#### [Task objective]
What follows are records. Restate all of them word for word.

++++ Data shown

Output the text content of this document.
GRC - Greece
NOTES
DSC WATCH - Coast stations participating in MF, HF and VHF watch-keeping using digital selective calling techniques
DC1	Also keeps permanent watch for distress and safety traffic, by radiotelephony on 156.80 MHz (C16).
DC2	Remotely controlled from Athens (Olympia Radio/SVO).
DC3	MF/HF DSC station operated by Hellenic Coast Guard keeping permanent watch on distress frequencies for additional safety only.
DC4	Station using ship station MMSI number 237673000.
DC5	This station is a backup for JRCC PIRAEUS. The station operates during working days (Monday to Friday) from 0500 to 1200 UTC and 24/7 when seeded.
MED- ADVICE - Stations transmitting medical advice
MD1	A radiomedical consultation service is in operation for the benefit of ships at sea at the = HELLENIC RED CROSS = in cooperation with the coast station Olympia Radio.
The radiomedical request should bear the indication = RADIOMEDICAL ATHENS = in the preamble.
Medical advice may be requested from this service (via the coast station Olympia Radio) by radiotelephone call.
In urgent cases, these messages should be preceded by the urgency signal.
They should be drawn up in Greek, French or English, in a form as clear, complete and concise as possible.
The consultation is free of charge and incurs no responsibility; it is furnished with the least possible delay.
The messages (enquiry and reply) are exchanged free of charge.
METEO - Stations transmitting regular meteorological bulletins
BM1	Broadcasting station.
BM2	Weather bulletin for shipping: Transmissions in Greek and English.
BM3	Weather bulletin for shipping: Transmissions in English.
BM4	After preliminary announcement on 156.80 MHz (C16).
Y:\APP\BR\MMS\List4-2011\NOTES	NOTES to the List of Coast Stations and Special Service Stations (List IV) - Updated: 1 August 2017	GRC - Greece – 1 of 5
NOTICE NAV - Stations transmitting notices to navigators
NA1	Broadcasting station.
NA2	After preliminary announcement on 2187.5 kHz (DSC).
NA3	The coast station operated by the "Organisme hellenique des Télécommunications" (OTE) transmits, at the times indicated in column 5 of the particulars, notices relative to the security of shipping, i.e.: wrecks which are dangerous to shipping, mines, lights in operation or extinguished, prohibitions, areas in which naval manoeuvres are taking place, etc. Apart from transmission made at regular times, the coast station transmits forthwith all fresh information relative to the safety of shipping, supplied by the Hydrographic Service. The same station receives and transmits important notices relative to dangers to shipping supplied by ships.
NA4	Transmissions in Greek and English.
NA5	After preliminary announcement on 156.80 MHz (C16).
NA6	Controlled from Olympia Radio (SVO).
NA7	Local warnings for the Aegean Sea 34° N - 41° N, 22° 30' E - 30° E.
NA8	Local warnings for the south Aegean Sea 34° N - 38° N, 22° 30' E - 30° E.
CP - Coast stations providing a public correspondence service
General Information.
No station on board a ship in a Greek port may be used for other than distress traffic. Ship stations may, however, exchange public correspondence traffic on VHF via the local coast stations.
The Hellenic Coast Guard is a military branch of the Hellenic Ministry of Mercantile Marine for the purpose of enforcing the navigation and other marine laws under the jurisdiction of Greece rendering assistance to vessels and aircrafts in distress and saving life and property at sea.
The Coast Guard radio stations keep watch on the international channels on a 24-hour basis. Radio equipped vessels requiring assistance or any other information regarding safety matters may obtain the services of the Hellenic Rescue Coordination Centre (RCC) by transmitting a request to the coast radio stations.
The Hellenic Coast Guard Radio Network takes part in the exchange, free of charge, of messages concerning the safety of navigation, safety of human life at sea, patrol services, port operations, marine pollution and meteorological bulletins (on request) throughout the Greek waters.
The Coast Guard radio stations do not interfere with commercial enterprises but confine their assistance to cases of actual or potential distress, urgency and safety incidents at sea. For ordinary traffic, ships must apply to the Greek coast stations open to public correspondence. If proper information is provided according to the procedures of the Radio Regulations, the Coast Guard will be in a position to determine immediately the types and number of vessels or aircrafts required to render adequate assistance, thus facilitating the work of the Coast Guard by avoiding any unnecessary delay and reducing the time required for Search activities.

++++++++

#### [Result of this task]
Output the text content of this document.
GRC - Greece
NOTES
DSC WATCH - Coast stations participating in MF, HF and VHF watch-keeping using digital selective calling techniques
DC1	Also keeps permanent watch for distress and safety traffic, by radiotelephony on 156.80 MHz (C16).
DC2	Remotely controlled from Athens (Olympia Radio/SVO).
DC3	MF/HF DSC station operated by Hellenic Coast Guard keeping permanent watch on distress frequencies for additional safety only.
DC4	Station using ship station MMSI number 237673000.
DC5	This station is a backup for JRCC PIRAEUS. The station operates during working days (Monday to Friday) from 0500 to 1200 UTC and 24/7 when seeded.
MED- ADVICE - Stations transmitting medical advice
MD1	A radiomedical consultation service is in operation for the benefit of ships at sea at the = HELLENIC RED CROSS = in cooperation with the coast station Olympia Radio.
The radiomedical request should bear the indication = RADIOMEDICAL ATHENS = in the preamble.
Medical advice may be requested from this service (via the coast station Olympia Radio) by radiotelephone call.
In urgent cases, these messages should be preceded by the urgency signal.
They should be drawn up in Greek, French or English, in a form as clear, complete and concise as possible.
The consultation is free of charge and incurs no responsibility; it is furnished with the least possible delay.
The messages (enquiry and reply) are exchanged free of charge.
METEO - Stations transmitting regular meteorological bulletins
BM1	Broadcasting station.
BM2	Weather bulletin for shipping: Transmissions in Greek and English.
BM3	Weather bulletin for shipping: Transmissions in English.
BM4	After preliminary announcement on 156.80 MHz (C16).
Y:\APP\BR\MMS\List4-2011\NOTES	NOTES to the List of Coast Stations and Special Service Stations (List IV) - Updated: 1 August 2017	GRC - Greece – 1 of 5
NOTICE NAV - Stations transmitting notices to navigators
NA1	Broadcasting station.
NA2	After preliminary announcement on 2187.5 kHz (DSC).
NA3	The coast station operated by the "Organisme hellenique des Télécommunications" (OTE) transmits, at the times indicated in column 5 of the particulars, notices relative to the security of shipping, i.e.: wrecks which are dangerous to shipping, mines, lights in operation or extinguished, prohibitions, areas in which naval manoeuvres are taking place, etc. Apart from transmission made at regular times, the coast station transmits forthwith all fresh information relative to the safety of shipping, supplied by the Hydrographic Service. The same station receives and transmits important notices relative to dangers to shipping supplied by ships.
NA4	Transmissions in Greek and English.
NA5	After preliminary announcement on 156.80 MHz (C16).
NA6	Controlled from Olympia Radio (SVO).
NA7	Local warnings for the Aegean Sea 34° N - 41° N, 22° 30' E - 30° E.
NA8	Local warnings for the south Aegean Sea 34° N - 38° N, 22° 30' E - 30° E.
CP - Coast stations providing a public correspondence service
General Information.
No station on board a ship in a Greek port may be used for other than distress traffic. Ship stations may, however, exchange public correspondence traffic on VHF via the local coast stations.
The Hellenic Coast Guard is a military branch of the Hellenic Ministry of Mercantile Marine for the purpose of enforcing the navigation and other marine laws under the jurisdiction of Greece rendering assistance to vessels and aircrafts in distress and saving life and property at sea.
The Coast Guard radio stations keep watch on the international channels on a 24-hour basis. Radio equipped vessels requiring assistance or any other information regarding safety matters may obtain the services of the Hellenic Rescue Coordination Centre (RCC) by transmitting a request to the coast radio stations.
The Hellenic Coast Guard Radio Network takes part in the exchange, free of charge, of messages concerning the safety of navigation, safety of human life at sea, patrol services, port operations, marine pollution and meteorological bulletins (on request) throughout the Greek waters.
The Coast Guard radio stations do not interfere with commercial enterprises but confine their assistance to cases of actual or potential distress, urgency and safety incidents at sea. For ordinary traffic, ships must apply to the Greek coast stations open to public correspondence. If proper information is provided according to the procedures of the Radio Regulations, the Coast Guard will be in a position to determine immediately the types and number of vessels or aircrafts required to render adequate assistance, thus facilitating the work of the Coast Guard by avoiding any unnecessary delay and reducing the time required for Search activities.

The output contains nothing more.